-- BEGIN Input for this task --

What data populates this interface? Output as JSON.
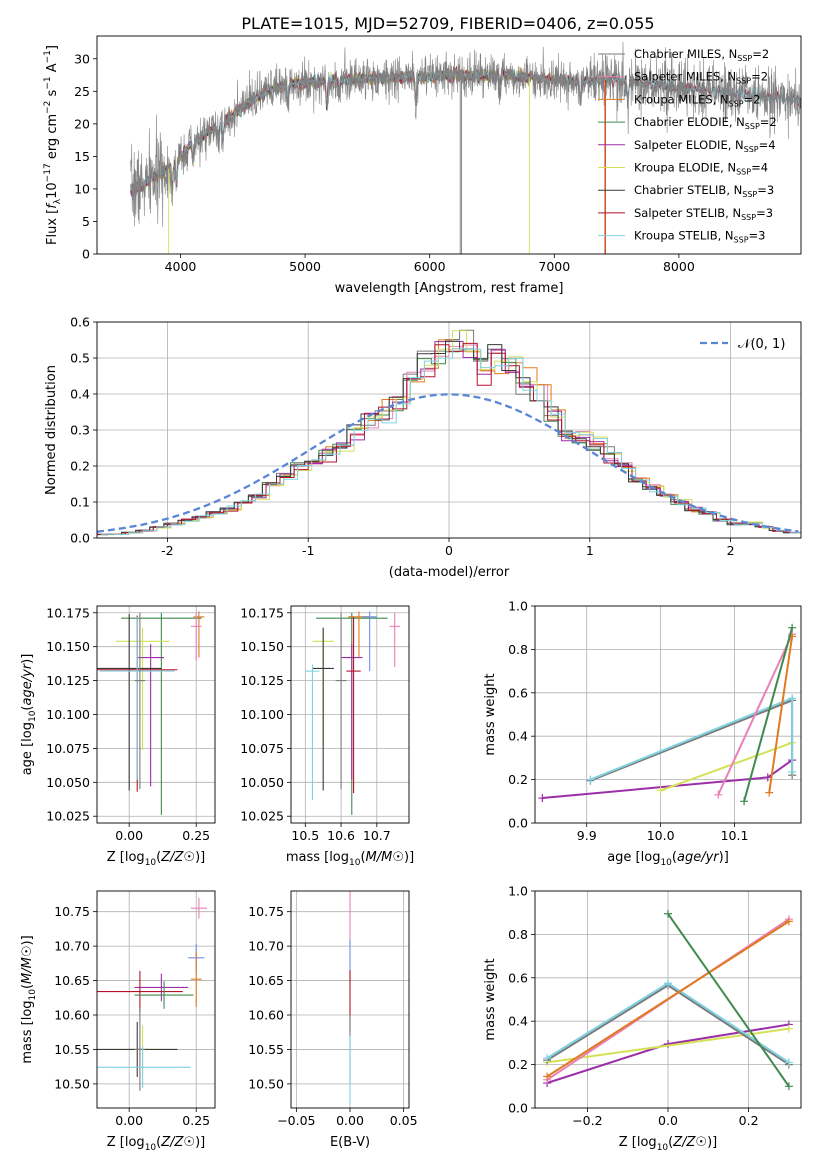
{
  "figure_title": "PLATE=1015, MJD=52709, FIBERID=0406, z=0.055",
  "colors": {
    "Chabrier MILES": "#7a7a7a",
    "Salpeter MILES": "#ea80b8",
    "Kroupa MILES": "#e07b1f",
    "Chabrier ELODIE": "#3f8a4e",
    "Salpeter ELODIE": "#9b2fa8",
    "Kroupa ELODIE": "#d4e157",
    "Chabrier STELIB": "#3a3a3a",
    "Salpeter STELIB": "#b5122c",
    "Kroupa STELIB": "#7fd1e0",
    "data": "#808080",
    "normal": "#5b86d6",
    "extra_blue": "#6d8fe6"
  },
  "chart_data": [
    {
      "id": "spectrum",
      "type": "line",
      "title": "PLATE=1015, MJD=52709, FIBERID=0406, z=0.055",
      "xlabel": "wavelength [Angstrom, rest frame]",
      "ylabel_parts": [
        "Flux [",
        "f",
        "λ",
        "10",
        "−17",
        " erg cm",
        "−2",
        " s",
        "−1",
        " A",
        "−1",
        "]"
      ],
      "xlim": [
        3330,
        8980
      ],
      "ylim": [
        0,
        33.5
      ],
      "xticks": [
        4000,
        5000,
        6000,
        7000,
        8000
      ],
      "yticks": [
        0,
        5,
        10,
        15,
        20,
        25,
        30
      ],
      "x_range": [
        3600,
        9000
      ],
      "profile_points": [
        [
          3600,
          10
        ],
        [
          3700,
          10.5
        ],
        [
          3800,
          12
        ],
        [
          3900,
          13
        ],
        [
          4000,
          15
        ],
        [
          4100,
          17
        ],
        [
          4200,
          18.5
        ],
        [
          4300,
          19.5
        ],
        [
          4400,
          21
        ],
        [
          4500,
          22.5
        ],
        [
          4600,
          24
        ],
        [
          4700,
          25
        ],
        [
          4800,
          25.7
        ],
        [
          4900,
          26.2
        ],
        [
          5000,
          26.3
        ],
        [
          5200,
          26.6
        ],
        [
          5500,
          27
        ],
        [
          5800,
          27.1
        ],
        [
          6000,
          27.2
        ],
        [
          6300,
          27.5
        ],
        [
          6500,
          27.4
        ],
        [
          6600,
          27.5
        ],
        [
          6800,
          27.1
        ],
        [
          7000,
          26.8
        ],
        [
          7200,
          26.5
        ],
        [
          7400,
          26.8
        ],
        [
          7600,
          26.5
        ],
        [
          7800,
          26
        ],
        [
          8000,
          25.5
        ],
        [
          8300,
          25
        ],
        [
          8600,
          24.3
        ],
        [
          9000,
          23.5
        ]
      ],
      "absorption_lines": [
        [
          3934,
          4
        ],
        [
          3969,
          3.5
        ],
        [
          4102,
          3
        ],
        [
          4304,
          3
        ],
        [
          4340,
          2.5
        ],
        [
          4861,
          2.5
        ],
        [
          5175,
          3.5
        ],
        [
          5270,
          2
        ],
        [
          5890,
          4
        ],
        [
          6563,
          2.5
        ],
        [
          7210,
          3
        ],
        [
          7590,
          3
        ]
      ],
      "legend": [
        {
          "label": "Chabrier MILES, N",
          "sub": "SSP",
          "value": "=2",
          "color_key": "Chabrier MILES"
        },
        {
          "label": "Salpeter MILES, N",
          "sub": "SSP",
          "value": "=2",
          "color_key": "Salpeter MILES"
        },
        {
          "label": "Kroupa MILES, N",
          "sub": "SSP",
          "value": "=2",
          "color_key": "Kroupa MILES"
        },
        {
          "label": "Chabrier ELODIE, N",
          "sub": "SSP",
          "value": "=2",
          "color_key": "Chabrier ELODIE"
        },
        {
          "label": "Salpeter ELODIE, N",
          "sub": "SSP",
          "value": "=4",
          "color_key": "Salpeter ELODIE"
        },
        {
          "label": "Kroupa ELODIE, N",
          "sub": "SSP",
          "value": "=4",
          "color_key": "Kroupa ELODIE"
        },
        {
          "label": "Chabrier STELIB, N",
          "sub": "SSP",
          "value": "=3",
          "color_key": "Chabrier STELIB"
        },
        {
          "label": "Salpeter STELIB, N",
          "sub": "SSP",
          "value": "=3",
          "color_key": "Salpeter STELIB"
        },
        {
          "label": "Kroupa STELIB, N",
          "sub": "SSP",
          "value": "=3",
          "color_key": "Kroupa STELIB"
        }
      ]
    },
    {
      "id": "residuals",
      "type": "histogram",
      "xlabel": "(data-model)/error",
      "ylabel": "Normed distribution",
      "xlim": [
        -2.5,
        2.5
      ],
      "ylim": [
        0,
        0.6
      ],
      "xticks": [
        -2,
        -1,
        0,
        1,
        2
      ],
      "yticks": [
        0.0,
        0.1,
        0.2,
        0.3,
        0.4,
        0.5,
        0.6
      ],
      "bin_width": 0.1,
      "base_heights": [
        0.01,
        0.01,
        0.015,
        0.02,
        0.03,
        0.04,
        0.05,
        0.06,
        0.07,
        0.08,
        0.1,
        0.12,
        0.15,
        0.18,
        0.21,
        0.22,
        0.24,
        0.27,
        0.3,
        0.33,
        0.35,
        0.38,
        0.43,
        0.48,
        0.52,
        0.54,
        0.52,
        0.48,
        0.51,
        0.48,
        0.43,
        0.38,
        0.34,
        0.3,
        0.28,
        0.26,
        0.23,
        0.2,
        0.16,
        0.14,
        0.12,
        0.1,
        0.08,
        0.07,
        0.05,
        0.04,
        0.04,
        0.03,
        0.02,
        0.015
      ],
      "gaussian_legend": "𝒩(0, 1)"
    },
    {
      "id": "age_vs_Z",
      "type": "errorbar",
      "xlabel": "Z [log10(Z/Z☉)]",
      "ylabel": "age [log10(age/yr)]",
      "xlim": [
        -0.12,
        0.32
      ],
      "ylim": [
        10.02,
        10.18
      ],
      "xticks": [
        0.0,
        0.25
      ],
      "xtick_labels": [
        "0.00",
        "0.25"
      ],
      "yticks": [
        10.025,
        10.05,
        10.075,
        10.1,
        10.125,
        10.15,
        10.175
      ],
      "ytick_labels": [
        "10.025",
        "10.050",
        "10.075",
        "10.100",
        "10.125",
        "10.150",
        "10.175"
      ],
      "points": [
        {
          "color_key": "Chabrier ELODIE",
          "x": 0.12,
          "y": 10.171,
          "xerr": 0.15,
          "yerr_low": 0.145,
          "yerr_high": 0.004
        },
        {
          "color_key": "Kroupa MILES",
          "x": 0.26,
          "y": 10.172,
          "xerr": 0.02,
          "yerr_low": 0.03,
          "yerr_high": 0.004
        },
        {
          "color_key": "Salpeter MILES",
          "x": 0.25,
          "y": 10.165,
          "xerr": 0.02,
          "yerr_low": 0.025,
          "yerr_high": 0.01
        },
        {
          "color_key": "Kroupa ELODIE",
          "x": 0.05,
          "y": 10.154,
          "xerr": 0.1,
          "yerr_low": 0.08,
          "yerr_high": 0.01
        },
        {
          "color_key": "Salpeter ELODIE",
          "x": 0.08,
          "y": 10.142,
          "xerr": 0.05,
          "yerr_low": 0.095,
          "yerr_high": 0.01
        },
        {
          "color_key": "Chabrier STELIB",
          "x": 0.0,
          "y": 10.134,
          "xerr": 0.12,
          "yerr_low": 0.09,
          "yerr_high": 0.04
        },
        {
          "color_key": "Salpeter STELIB",
          "x": 0.03,
          "y": 10.133,
          "xerr": 0.15,
          "yerr_low": 0.09,
          "yerr_high": 0.04
        },
        {
          "color_key": "Kroupa STELIB",
          "x": 0.03,
          "y": 10.132,
          "xerr": 0.14,
          "yerr_low": 0.08,
          "yerr_high": 0.04
        },
        {
          "color_key": "Chabrier MILES",
          "x": 0.04,
          "y": 10.125,
          "xerr": 0.02,
          "yerr_low": 0.08,
          "yerr_high": 0.05
        }
      ]
    },
    {
      "id": "age_vs_mass",
      "type": "errorbar",
      "xlabel": "mass [log10(M/M☉)]",
      "ylabel": "",
      "xlim": [
        10.46,
        10.79
      ],
      "ylim": [
        10.02,
        10.18
      ],
      "xticks": [
        10.5,
        10.6,
        10.7
      ],
      "xtick_labels": [
        "10.5",
        "10.6",
        "10.7"
      ],
      "yticks": [
        10.025,
        10.05,
        10.075,
        10.1,
        10.125,
        10.15,
        10.175
      ],
      "ytick_labels": [
        "10.025",
        "10.050",
        "10.075",
        "10.100",
        "10.125",
        "10.150",
        "10.175"
      ],
      "points": [
        {
          "color_key": "Chabrier ELODIE",
          "x": 10.63,
          "y": 10.171,
          "xerr": 0.1,
          "yerr_low": 0.145,
          "yerr_high": 0.004
        },
        {
          "color_key": "Kroupa MILES",
          "x": 10.65,
          "y": 10.172,
          "xerr": 0.03,
          "yerr_low": 0.03,
          "yerr_high": 0.004
        },
        {
          "color_key": "Salpeter MILES",
          "x": 10.75,
          "y": 10.165,
          "xerr": 0.015,
          "yerr_low": 0.03,
          "yerr_high": 0.01
        },
        {
          "color_key": "extra_blue",
          "x": 10.68,
          "y": 10.172,
          "xerr": 0.02,
          "yerr_low": 0.04,
          "yerr_high": 0.004
        },
        {
          "color_key": "Kroupa ELODIE",
          "x": 10.55,
          "y": 10.154,
          "xerr": 0.03,
          "yerr_low": 0.08,
          "yerr_high": 0.01
        },
        {
          "color_key": "Salpeter ELODIE",
          "x": 10.63,
          "y": 10.142,
          "xerr": 0.03,
          "yerr_low": 0.09,
          "yerr_high": 0.01
        },
        {
          "color_key": "Chabrier STELIB",
          "x": 10.55,
          "y": 10.134,
          "xerr": 0.03,
          "yerr_low": 0.09,
          "yerr_high": 0.03
        },
        {
          "color_key": "Salpeter STELIB",
          "x": 10.635,
          "y": 10.132,
          "xerr": 0.02,
          "yerr_low": 0.09,
          "yerr_high": 0.04
        },
        {
          "color_key": "Kroupa STELIB",
          "x": 10.52,
          "y": 10.132,
          "xerr": 0.02,
          "yerr_low": 0.095,
          "yerr_high": 0.005
        },
        {
          "color_key": "Chabrier MILES",
          "x": 10.6,
          "y": 10.125,
          "xerr": 0.015,
          "yerr_low": 0.08,
          "yerr_high": 0.05
        }
      ]
    },
    {
      "id": "mass_weight_vs_age",
      "type": "line",
      "xlabel": "age [log10(age/yr)]",
      "ylabel": "mass weight",
      "xlim": [
        9.83,
        10.19
      ],
      "ylim": [
        0.0,
        1.0
      ],
      "xticks": [
        9.9,
        10.0,
        10.1
      ],
      "xtick_labels": [
        "9.9",
        "10.0",
        "10.1"
      ],
      "yticks": [
        0.0,
        0.2,
        0.4,
        0.6,
        0.8,
        1.0
      ],
      "ytick_labels": [
        "0.0",
        "0.2",
        "0.4",
        "0.6",
        "0.8",
        "1.0"
      ],
      "grid": true,
      "series": [
        {
          "color_key": "Salpeter ELODIE",
          "x": [
            9.84,
            10.145,
            10.178,
            10.178
          ],
          "y": [
            0.115,
            0.21,
            0.29,
            0.29
          ]
        },
        {
          "color_key": "Kroupa ELODIE",
          "x": [
            10.0,
            10.178,
            10.178
          ],
          "y": [
            0.15,
            0.37,
            0.22
          ]
        },
        {
          "color_key": "Chabrier MILES",
          "x": [
            9.905,
            10.178,
            10.178
          ],
          "y": [
            0.195,
            0.565,
            0.22
          ]
        },
        {
          "color_key": "Kroupa STELIB",
          "x": [
            9.905,
            10.178,
            10.178
          ],
          "y": [
            0.2,
            0.575,
            0.235
          ]
        },
        {
          "color_key": "Salpeter MILES",
          "x": [
            10.078,
            10.178
          ],
          "y": [
            0.13,
            0.87
          ]
        },
        {
          "color_key": "Kroupa MILES",
          "x": [
            10.147,
            10.178
          ],
          "y": [
            0.14,
            0.86
          ]
        },
        {
          "color_key": "Chabrier ELODIE",
          "x": [
            10.113,
            10.178
          ],
          "y": [
            0.1,
            0.9
          ]
        }
      ]
    },
    {
      "id": "mass_vs_Z",
      "type": "errorbar",
      "xlabel": "Z [log10(Z/Z☉)]",
      "ylabel": "mass [log10(M/M☉)]",
      "xlim": [
        -0.12,
        0.32
      ],
      "ylim": [
        10.465,
        10.78
      ],
      "xticks": [
        0.0,
        0.25
      ],
      "xtick_labels": [
        "0.00",
        "0.25"
      ],
      "yticks": [
        10.5,
        10.55,
        10.6,
        10.65,
        10.7,
        10.75
      ],
      "ytick_labels": [
        "10.50",
        "10.55",
        "10.60",
        "10.65",
        "10.70",
        "10.75"
      ],
      "points": [
        {
          "color_key": "Salpeter MILES",
          "x": 0.26,
          "y": 10.755,
          "xerr": 0.03,
          "yerr": 0.015
        },
        {
          "color_key": "extra_blue",
          "x": 0.25,
          "y": 10.683,
          "xerr": 0.03,
          "yerr": 0.02
        },
        {
          "color_key": "Kroupa MILES",
          "x": 0.25,
          "y": 10.652,
          "xerr": 0.02,
          "yerr": 0.04
        },
        {
          "color_key": "Salpeter ELODIE",
          "x": 0.12,
          "y": 10.64,
          "xerr": 0.1,
          "yerr": 0.02
        },
        {
          "color_key": "Salpeter STELIB",
          "x": 0.04,
          "y": 10.634,
          "xerr": 0.16,
          "yerr": 0.03
        },
        {
          "color_key": "Chabrier ELODIE",
          "x": 0.13,
          "y": 10.629,
          "xerr": 0.11,
          "yerr": 0.02
        },
        {
          "color_key": "Kroupa ELODIE",
          "x": 0.05,
          "y": 10.55,
          "xerr": 0.1,
          "yerr": 0.035
        },
        {
          "color_key": "Chabrier STELIB",
          "x": 0.03,
          "y": 10.55,
          "xerr": 0.15,
          "yerr": 0.04
        },
        {
          "color_key": "Chabrier MILES",
          "x": 0.04,
          "y": 10.55,
          "xerr": 0.02,
          "yerr": 0.06
        },
        {
          "color_key": "Kroupa STELIB",
          "x": 0.05,
          "y": 10.524,
          "xerr": 0.18,
          "yerr": 0.03
        }
      ]
    },
    {
      "id": "mass_vs_ebv",
      "type": "errorbar",
      "xlabel": "E(B-V)",
      "ylabel": "",
      "xlim": [
        -0.055,
        0.055
      ],
      "ylim": [
        10.465,
        10.78
      ],
      "xticks": [
        -0.05,
        0.0,
        0.05
      ],
      "xtick_labels": [
        "−0.05",
        "0.00",
        "0.05"
      ],
      "yticks": [
        10.5,
        10.55,
        10.6,
        10.65,
        10.7,
        10.75
      ],
      "ytick_labels": [
        "10.50",
        "10.55",
        "10.60",
        "10.65",
        "10.70",
        "10.75"
      ],
      "points": [
        {
          "color_key": "Salpeter MILES",
          "x": 0.0,
          "y": 10.74,
          "xerr": 0.0,
          "yerr": 0.04
        },
        {
          "color_key": "extra_blue",
          "x": 0.0,
          "y": 10.68,
          "xerr": 0.0,
          "yerr": 0.03
        },
        {
          "color_key": "Salpeter STELIB",
          "x": 0.0,
          "y": 10.62,
          "xerr": 0.0,
          "yerr": 0.045
        },
        {
          "color_key": "Chabrier MILES",
          "x": 0.0,
          "y": 10.55,
          "xerr": 0.0,
          "yerr": 0.05
        },
        {
          "color_key": "Kroupa STELIB",
          "x": 0.0,
          "y": 10.52,
          "xerr": 0.0,
          "yerr": 0.05
        }
      ]
    },
    {
      "id": "mass_weight_vs_Z",
      "type": "line",
      "xlabel": "Z [log10(Z/Z☉)]",
      "ylabel": "mass weight",
      "xlim": [
        -0.33,
        0.33
      ],
      "ylim": [
        0.0,
        1.0
      ],
      "xticks": [
        -0.2,
        0.0,
        0.2
      ],
      "xtick_labels": [
        "−0.2",
        "0.0",
        "0.2"
      ],
      "yticks": [
        0.0,
        0.2,
        0.4,
        0.6,
        0.8,
        1.0
      ],
      "ytick_labels": [
        "0.0",
        "0.2",
        "0.4",
        "0.6",
        "0.8",
        "1.0"
      ],
      "grid": true,
      "series": [
        {
          "color_key": "Salpeter ELODIE",
          "x": [
            -0.3,
            0.0,
            0.3
          ],
          "y": [
            0.115,
            0.295,
            0.385
          ]
        },
        {
          "color_key": "Kroupa ELODIE",
          "x": [
            -0.3,
            0.3
          ],
          "y": [
            0.21,
            0.365
          ]
        },
        {
          "color_key": "Chabrier MILES",
          "x": [
            -0.3,
            0.0,
            0.3
          ],
          "y": [
            0.22,
            0.565,
            0.2
          ]
        },
        {
          "color_key": "Kroupa STELIB",
          "x": [
            -0.3,
            0.0,
            0.3
          ],
          "y": [
            0.23,
            0.575,
            0.21
          ]
        },
        {
          "color_key": "Salpeter MILES",
          "x": [
            -0.3,
            0.3
          ],
          "y": [
            0.13,
            0.87
          ]
        },
        {
          "color_key": "Kroupa MILES",
          "x": [
            -0.3,
            0.3
          ],
          "y": [
            0.145,
            0.86
          ]
        },
        {
          "color_key": "Chabrier ELODIE",
          "x": [
            0.0,
            0.3
          ],
          "y": [
            0.895,
            0.1
          ]
        }
      ]
    }
  ]
}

-- END Input for this task --

* [What is expected]
Search the lines above for the string "xlabel", then show every one that has it.

* [Answer to this task]
      "xlabel": "wavelength [Angstrom, rest frame]",
      "xlabel": "(data-model)/error",
      "xlabel": "Z [log10(Z/Z☉)]",
      "xlabel": "mass [log10(M/M☉)]",
      "xlabel": "age [log10(age/yr)]",
      "xlabel": "Z [log10(Z/Z☉)]",
      "xlabel": "E(B-V)",
      "xlabel": "Z [log10(Z/Z☉)]",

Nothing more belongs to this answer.